[Extracted data entries]
'''

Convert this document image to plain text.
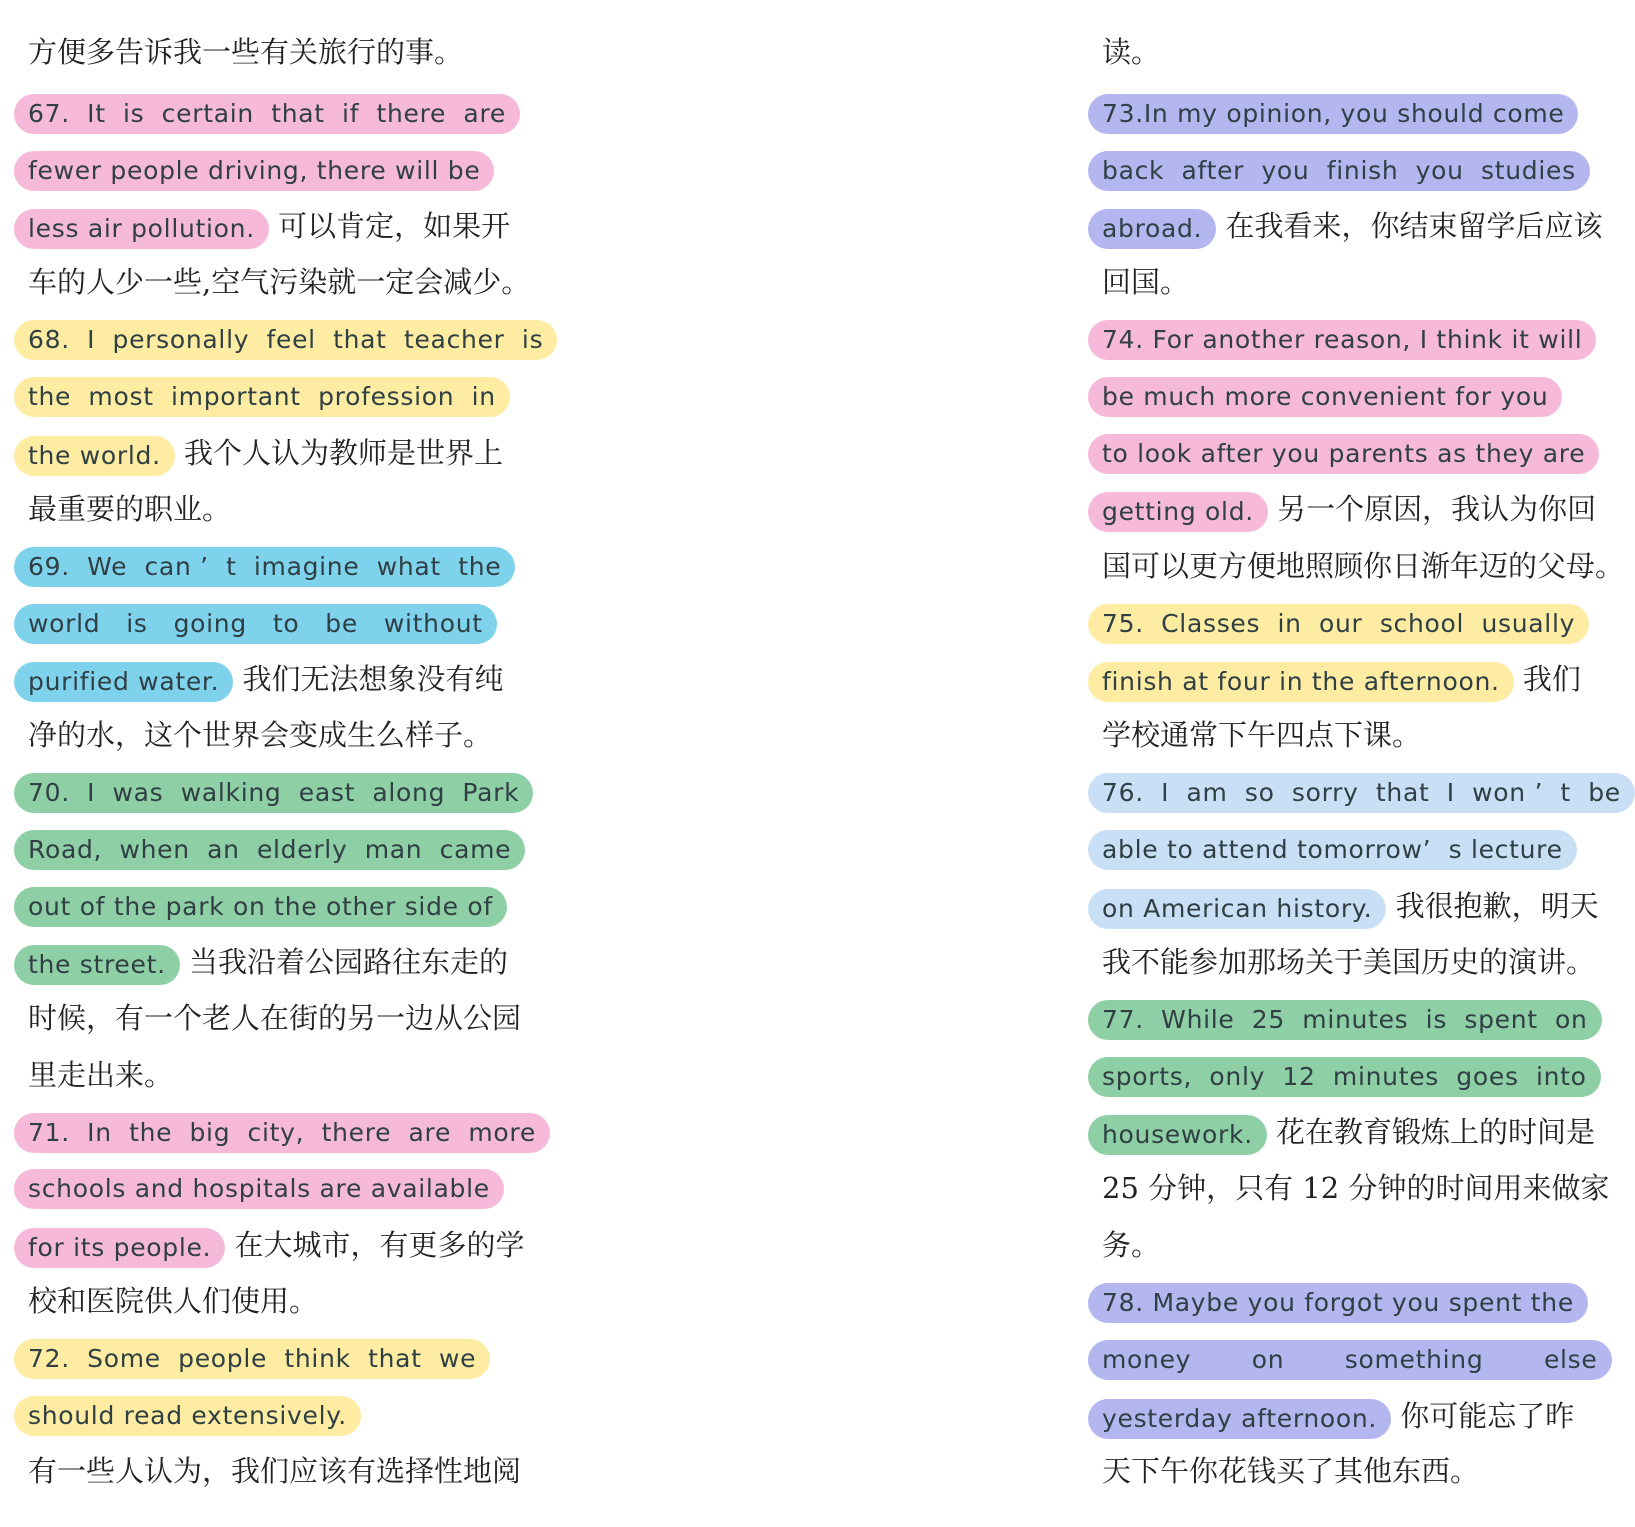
方便多告诉我一些有关旅行的事。
67.  It  is  certain  that  if  there  are
fewer people driving, there will be
less air pollution. 可以肯定，如果开
车的人少一些,空气污染就一定会减少。
68.  I  personally  feel  that  teacher  is
the  most  important  profession  in
the world. 我个人认为教师是世界上
最重要的职业。
69.  We  can ’  t  imagine  what  the
world   is   going   to   be   without
purified water. 我们无法想象没有纯
净的水，这个世界会变成生么样子。
70.  I  was  walking  east  along  Park
Road,  when  an  elderly  man  came
out of the park on the other side of
the street. 当我沿着公园路往东走的
时候，有一个老人在街的另一边从公园
里走出来。
71.  In  the  big  city,  there  are  more
schools and hospitals are available
for its people. 在大城市，有更多的学
校和医院供人们使用。
72.  Some  people  think  that  we
should read extensively.
有一些人认为，我们应该有选择性地阅
读。
73.In my opinion, you should come
back  after  you  finish  you  studies
abroad. 在我看来，你结束留学后应该
回国。
74. For another reason, I think it will
be much more convenient for you
to look after you parents as they are
getting old. 另一个原因，我认为你回
国可以更方便地照顾你日渐年迈的父母。
75.  Classes  in  our  school  usually
finish at four in the afternoon. 我们
学校通常下午四点下课。
76.  I  am  so  sorry  that  I  won ’  t  be
able to attend tomorrow’  s lecture
on American history. 我很抱歉，明天
我不能参加那场关于美国历史的演讲。
77.  While  25  minutes  is  spent  on
sports,  only  12  minutes  goes  into
housework. 花在教育锻炼上的时间是
25 分钟，只有 12 分钟的时间用来做家
务。
78. Maybe you forgot you spent the
money       on       something       else
yesterday afternoon. 你可能忘了昨
天下午你花钱买了其他东西。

'''

Set down all the data again exactly as above, pictures excluded.

Convert this document image to plain text.
方便多告诉我一些有关旅行的事。
67.  It  is  certain  that  if  there  are
fewer people driving, there will be
less air pollution. 可以肯定，如果开
车的人少一些,空气污染就一定会减少。
68.  I  personally  feel  that  teacher  is
the  most  important  profession  in
the world. 我个人认为教师是世界上
最重要的职业。
69.  We  can ’  t  imagine  what  the
world   is   going   to   be   without
purified water. 我们无法想象没有纯
净的水，这个世界会变成生么样子。
70.  I  was  walking  east  along  Park
Road,  when  an  elderly  man  came
out of the park on the other side of
the street. 当我沿着公园路往东走的
时候，有一个老人在街的另一边从公园
里走出来。
71.  In  the  big  city,  there  are  more
schools and hospitals are available
for its people. 在大城市，有更多的学
校和医院供人们使用。
72.  Some  people  think  that  we
should read extensively.
有一些人认为，我们应该有选择性地阅
读。
73.In my opinion, you should come
back  after  you  finish  you  studies
abroad. 在我看来，你结束留学后应该
回国。
74. For another reason, I think it will
be much more convenient for you
to look after you parents as they are
getting old. 另一个原因，我认为你回
国可以更方便地照顾你日渐年迈的父母。
75.  Classes  in  our  school  usually
finish at four in the afternoon. 我们
学校通常下午四点下课。
76.  I  am  so  sorry  that  I  won ’  t  be
able to attend tomorrow’  s lecture
on American history. 我很抱歉，明天
我不能参加那场关于美国历史的演讲。
77.  While  25  minutes  is  spent  on
sports,  only  12  minutes  goes  into
housework. 花在教育锻炼上的时间是
25 分钟，只有 12 分钟的时间用来做家
务。
78. Maybe you forgot you spent the
money       on       something       else
yesterday afternoon. 你可能忘了昨
天下午你花钱买了其他东西。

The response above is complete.